--- Begin ---

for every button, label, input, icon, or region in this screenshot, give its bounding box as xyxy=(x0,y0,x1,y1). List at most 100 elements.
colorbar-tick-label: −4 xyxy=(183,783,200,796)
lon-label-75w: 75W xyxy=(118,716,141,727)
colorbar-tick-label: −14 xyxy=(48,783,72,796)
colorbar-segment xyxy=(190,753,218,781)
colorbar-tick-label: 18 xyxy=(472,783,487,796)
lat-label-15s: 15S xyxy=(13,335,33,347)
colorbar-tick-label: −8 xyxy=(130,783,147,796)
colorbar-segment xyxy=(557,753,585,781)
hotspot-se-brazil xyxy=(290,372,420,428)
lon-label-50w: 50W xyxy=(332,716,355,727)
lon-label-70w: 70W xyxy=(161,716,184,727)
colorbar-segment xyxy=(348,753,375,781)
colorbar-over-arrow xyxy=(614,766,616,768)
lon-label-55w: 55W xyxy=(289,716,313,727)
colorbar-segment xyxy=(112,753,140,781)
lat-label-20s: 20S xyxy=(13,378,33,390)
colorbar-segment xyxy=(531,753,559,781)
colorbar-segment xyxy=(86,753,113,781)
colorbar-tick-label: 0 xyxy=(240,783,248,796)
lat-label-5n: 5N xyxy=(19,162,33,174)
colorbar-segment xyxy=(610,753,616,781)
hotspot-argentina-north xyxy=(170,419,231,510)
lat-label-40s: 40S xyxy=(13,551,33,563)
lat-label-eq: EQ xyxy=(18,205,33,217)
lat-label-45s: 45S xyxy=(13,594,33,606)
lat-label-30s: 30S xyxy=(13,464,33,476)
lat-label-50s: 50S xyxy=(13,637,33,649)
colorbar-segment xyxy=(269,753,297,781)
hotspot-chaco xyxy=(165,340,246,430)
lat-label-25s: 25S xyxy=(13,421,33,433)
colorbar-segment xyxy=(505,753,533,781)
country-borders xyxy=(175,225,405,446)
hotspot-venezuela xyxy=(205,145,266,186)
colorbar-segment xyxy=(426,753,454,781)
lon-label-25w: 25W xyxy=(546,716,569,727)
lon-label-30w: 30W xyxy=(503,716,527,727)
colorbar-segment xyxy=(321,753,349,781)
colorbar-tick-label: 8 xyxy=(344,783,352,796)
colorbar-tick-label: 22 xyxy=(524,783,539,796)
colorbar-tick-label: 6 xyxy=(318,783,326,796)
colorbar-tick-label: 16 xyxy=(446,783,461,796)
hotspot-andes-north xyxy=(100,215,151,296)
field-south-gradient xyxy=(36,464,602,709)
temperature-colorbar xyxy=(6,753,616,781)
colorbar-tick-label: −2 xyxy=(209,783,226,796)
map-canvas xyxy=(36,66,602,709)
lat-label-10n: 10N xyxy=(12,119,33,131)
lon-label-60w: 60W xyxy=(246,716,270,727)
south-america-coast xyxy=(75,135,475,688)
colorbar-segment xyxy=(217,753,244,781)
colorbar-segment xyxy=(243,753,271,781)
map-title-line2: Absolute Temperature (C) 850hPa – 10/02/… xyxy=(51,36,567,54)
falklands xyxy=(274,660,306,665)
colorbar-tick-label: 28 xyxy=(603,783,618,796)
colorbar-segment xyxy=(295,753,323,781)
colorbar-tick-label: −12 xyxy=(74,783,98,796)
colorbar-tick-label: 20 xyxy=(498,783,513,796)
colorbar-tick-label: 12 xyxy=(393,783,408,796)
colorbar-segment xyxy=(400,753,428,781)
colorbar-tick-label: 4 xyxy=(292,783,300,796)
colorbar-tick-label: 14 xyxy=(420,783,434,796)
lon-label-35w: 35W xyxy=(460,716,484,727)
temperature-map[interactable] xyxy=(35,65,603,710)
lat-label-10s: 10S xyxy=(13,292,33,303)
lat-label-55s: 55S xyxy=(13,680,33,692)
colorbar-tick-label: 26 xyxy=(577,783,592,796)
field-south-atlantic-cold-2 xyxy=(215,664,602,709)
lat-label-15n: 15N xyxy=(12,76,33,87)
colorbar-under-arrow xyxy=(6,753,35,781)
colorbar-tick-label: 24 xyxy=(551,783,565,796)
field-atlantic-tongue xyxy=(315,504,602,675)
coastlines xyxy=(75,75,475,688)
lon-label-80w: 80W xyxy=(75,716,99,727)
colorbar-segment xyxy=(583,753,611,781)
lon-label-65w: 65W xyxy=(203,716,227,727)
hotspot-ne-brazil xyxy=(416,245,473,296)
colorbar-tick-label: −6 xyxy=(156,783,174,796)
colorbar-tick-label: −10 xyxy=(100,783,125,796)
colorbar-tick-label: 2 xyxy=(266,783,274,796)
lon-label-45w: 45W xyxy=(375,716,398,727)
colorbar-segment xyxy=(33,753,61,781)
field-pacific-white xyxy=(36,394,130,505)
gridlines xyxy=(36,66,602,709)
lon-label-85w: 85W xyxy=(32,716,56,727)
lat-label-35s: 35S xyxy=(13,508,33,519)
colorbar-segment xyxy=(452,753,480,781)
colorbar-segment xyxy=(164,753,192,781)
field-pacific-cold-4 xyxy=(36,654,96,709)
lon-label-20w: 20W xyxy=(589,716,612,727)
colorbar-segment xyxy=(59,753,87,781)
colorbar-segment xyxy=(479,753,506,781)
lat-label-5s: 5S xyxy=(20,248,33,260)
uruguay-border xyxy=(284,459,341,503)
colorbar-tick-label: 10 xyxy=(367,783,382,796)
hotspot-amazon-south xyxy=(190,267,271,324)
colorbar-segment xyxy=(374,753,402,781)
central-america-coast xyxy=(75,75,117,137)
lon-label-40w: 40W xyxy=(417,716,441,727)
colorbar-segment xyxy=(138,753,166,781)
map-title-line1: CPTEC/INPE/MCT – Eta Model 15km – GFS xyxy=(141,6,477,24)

--- End ---

→ **Exercise task**
Put all the items above into a numbered list, with no blank lines between them.

→ **Response to this exercise**
1. for every button, label, input, icon, or region in this screenshot, give its bounding box as xyxy=(x0,y0,x1,y1). List at most 100 elements.
2. colorbar-tick-label: −4 xyxy=(183,783,200,796)
3. lon-label-75w: 75W xyxy=(118,716,141,727)
4. colorbar-tick-label: −14 xyxy=(48,783,72,796)
5. colorbar-segment xyxy=(190,753,218,781)
6. colorbar-tick-label: 18 xyxy=(472,783,487,796)
7. lat-label-15s: 15S xyxy=(13,335,33,347)
8. colorbar-tick-label: −8 xyxy=(130,783,147,796)
9. colorbar-segment xyxy=(557,753,585,781)
10. hotspot-se-brazil xyxy=(290,372,420,428)
11. lon-label-50w: 50W xyxy=(332,716,355,727)
12. lon-label-70w: 70W xyxy=(161,716,184,727)
13. colorbar-segment xyxy=(348,753,375,781)
14. colorbar-over-arrow xyxy=(614,766,616,768)
15. lon-label-55w: 55W xyxy=(289,716,313,727)
16. colorbar-segment xyxy=(112,753,140,781)
17. lat-label-20s: 20S xyxy=(13,378,33,390)
18. colorbar-segment xyxy=(531,753,559,781)
19. colorbar-segment xyxy=(86,753,113,781)
20. colorbar-tick-label: 0 xyxy=(240,783,248,796)
21. lat-label-5n: 5N xyxy=(19,162,33,174)
22. colorbar-segment xyxy=(610,753,616,781)
23. hotspot-argentina-north xyxy=(170,419,231,510)
24. lat-label-40s: 40S xyxy=(13,551,33,563)
25. lat-label-eq: EQ xyxy=(18,205,33,217)
26. lat-label-45s: 45S xyxy=(13,594,33,606)
27. lat-label-30s: 30S xyxy=(13,464,33,476)
28. lat-label-50s: 50S xyxy=(13,637,33,649)
29. colorbar-segment xyxy=(269,753,297,781)
30. hotspot-chaco xyxy=(165,340,246,430)
31. lat-label-25s: 25S xyxy=(13,421,33,433)
32. colorbar-segment xyxy=(505,753,533,781)
33. country-borders xyxy=(175,225,405,446)
34. hotspot-venezuela xyxy=(205,145,266,186)
35. colorbar-segment xyxy=(426,753,454,781)
36. lon-label-25w: 25W xyxy=(546,716,569,727)
37. lon-label-30w: 30W xyxy=(503,716,527,727)
38. colorbar-segment xyxy=(321,753,349,781)
39. colorbar-tick-label: 8 xyxy=(344,783,352,796)
40. colorbar-tick-label: 22 xyxy=(524,783,539,796)
41. colorbar-tick-label: 6 xyxy=(318,783,326,796)
42. colorbar-tick-label: 16 xyxy=(446,783,461,796)
43. hotspot-andes-north xyxy=(100,215,151,296)
44. field-south-gradient xyxy=(36,464,602,709)
45. temperature-colorbar xyxy=(6,753,616,781)
46. colorbar-tick-label: −2 xyxy=(209,783,226,796)
47. map-canvas xyxy=(36,66,602,709)
48. lat-label-10n: 10N xyxy=(12,119,33,131)
49. lon-label-60w: 60W xyxy=(246,716,270,727)
50. south-america-coast xyxy=(75,135,475,688)
51. colorbar-segment xyxy=(217,753,244,781)
52. colorbar-segment xyxy=(243,753,271,781)
53. map-title-line2: Absolute Temperature (C) 850hPa – 10/02/… xyxy=(51,36,567,54)
54. falklands xyxy=(274,660,306,665)
55. colorbar-tick-label: 28 xyxy=(603,783,618,796)
56. colorbar-segment xyxy=(295,753,323,781)
57. colorbar-tick-label: −12 xyxy=(74,783,98,796)
58. colorbar-tick-label: 20 xyxy=(498,783,513,796)
59. colorbar-tick-label: 12 xyxy=(393,783,408,796)
60. colorbar-segment xyxy=(400,753,428,781)
61. colorbar-tick-label: 4 xyxy=(292,783,300,796)
62. colorbar-tick-label: 14 xyxy=(420,783,434,796)
63. lon-label-35w: 35W xyxy=(460,716,484,727)
64. temperature-map[interactable] xyxy=(35,65,603,710)
65. lat-label-10s: 10S xyxy=(13,292,33,303)
66. lat-label-55s: 55S xyxy=(13,680,33,692)
67. colorbar-tick-label: 26 xyxy=(577,783,592,796)
68. field-south-atlantic-cold-2 xyxy=(215,664,602,709)
69. lat-label-15n: 15N xyxy=(12,76,33,87)
70. colorbar-under-arrow xyxy=(6,753,35,781)
71. colorbar-tick-label: 24 xyxy=(551,783,565,796)
72. field-atlantic-tongue xyxy=(315,504,602,675)
73. coastlines xyxy=(75,75,475,688)
74. lon-label-80w: 80W xyxy=(75,716,99,727)
75. colorbar-segment xyxy=(583,753,611,781)
76. lon-label-65w: 65W xyxy=(203,716,227,727)
77. hotspot-ne-brazil xyxy=(416,245,473,296)
78. colorbar-tick-label: −6 xyxy=(156,783,174,796)
79. colorbar-tick-label: −10 xyxy=(100,783,125,796)
80. colorbar-tick-label: 2 xyxy=(266,783,274,796)
81. lon-label-45w: 45W xyxy=(375,716,398,727)
82. colorbar-segment xyxy=(33,753,61,781)
83. field-pacific-white xyxy=(36,394,130,505)
84. gridlines xyxy=(36,66,602,709)
85. lon-label-85w: 85W xyxy=(32,716,56,727)
86. lat-label-35s: 35S xyxy=(13,508,33,519)
87. colorbar-segment xyxy=(452,753,480,781)
88. colorbar-segment xyxy=(164,753,192,781)
89. field-pacific-cold-4 xyxy=(36,654,96,709)
90. lon-label-20w: 20W xyxy=(589,716,612,727)
91. colorbar-segment xyxy=(59,753,87,781)
92. colorbar-segment xyxy=(479,753,506,781)
93. lat-label-5s: 5S xyxy=(20,248,33,260)
94. uruguay-border xyxy=(284,459,341,503)
95. colorbar-tick-label: 10 xyxy=(367,783,382,796)
96. hotspot-amazon-south xyxy=(190,267,271,324)
97. colorbar-segment xyxy=(374,753,402,781)
98. central-america-coast xyxy=(75,75,117,137)
99. lon-label-40w: 40W xyxy=(417,716,441,727)
100. colorbar-segment xyxy=(138,753,166,781)
101. map-title-line1: CPTEC/INPE/MCT – Eta Model 15km – GFS xyxy=(141,6,477,24)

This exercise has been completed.